§ Text segment:
'''

What is the best way to tune a turbo engine with multiple throttle body? It’s a drag only bike with 400 plus HP. Using a Vipec V44 on this setup.

Fuel equation: Load = Map

Fuel table y-axis load: TPS or MGP or MAP?

Ignition table y-axis load: MAP

What is better for the fuel table load; TPS/MGP or MAP and why?



Tuning a multi throttle turbo engine is a little more complex than a conventional turbo engine with a plenum and single throttle body. In multi throttle applications the manifold pressure alone is not a great indicator of airflow so we need to also incorporate throttle position.

With your application I would use TPS as the main load axis for the fuel table. You also need to use Load=MAP as the fuel equation and enable the open loop AFR table with MAP as the load axis. This will do a background adjustment to your injector pulse width based off manifold pressure and your desired AFR target.

All you really need to do is set the AFR target table to your desired target and then tune the engine as normal. Once you've tuned the engine at WOT and your minimum boost you can start increasing the boost and your AFR should still track your target. If you start working the turbo very hard you may find that at higher boost and high rpm your AFR starts tapering a little rich. This is because the basic model assumes that the VE of the engine remains constant as boost increases and this isn't going to always be the case. In this situation you can use a 4D overlay table to trim the AFR if it deviates from your target.

'''

§ Material:
'''

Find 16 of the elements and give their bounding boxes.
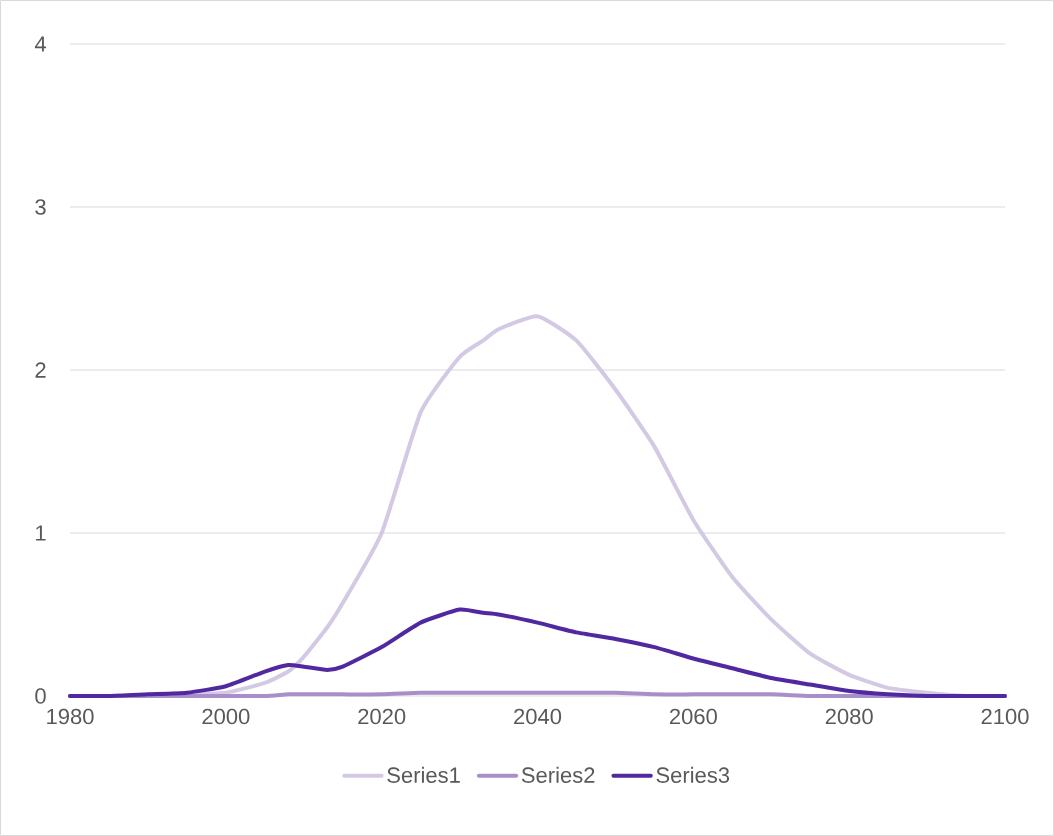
x-tick-label: 2100 — [981, 708, 1029, 725]
y-tick-label: 2 — [35, 362, 46, 378]
y-tick-label: 4 — [34, 36, 46, 52]
x-tick-label: 2060 — [669, 708, 717, 725]
legend-label: Series1 — [387, 766, 460, 783]
line-series — [68, 607, 1007, 699]
y-tick-label: 1 — [36, 525, 46, 541]
legend-label: Series2 — [521, 766, 595, 783]
x-tick-label: 2000 — [202, 708, 250, 725]
x-tick-label: 2020 — [358, 708, 406, 725]
x-tick-label: 2080 — [825, 708, 873, 725]
legend-label: Series3 — [656, 766, 730, 783]
x-tick-label: 2040 — [514, 708, 562, 725]
x-tick-label: 1980 — [47, 708, 94, 725]
y-tick-label: 0 — [35, 688, 46, 704]
y-tick-label: 3 — [35, 199, 46, 215]
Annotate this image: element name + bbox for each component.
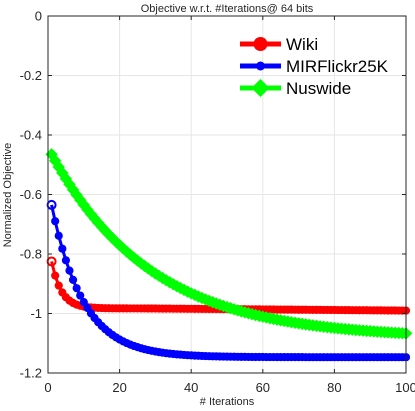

'''

§ What you are asked to do:
Please retype the stretch of the turbo tuning text from "Ignition table y-axis" through "incorporate throttle position.".

§ Answer:
Ignition table y-axis load: MAP

What is better for the fuel table load; TPS/MGP or MAP and why?



Tuning a multi throttle turbo engine is a little more complex than a conventional turbo engine with a plenum and single throttle body. In multi throttle applications the manifold pressure alone is not a great indicator of airflow so we need to also incorporate throttle position.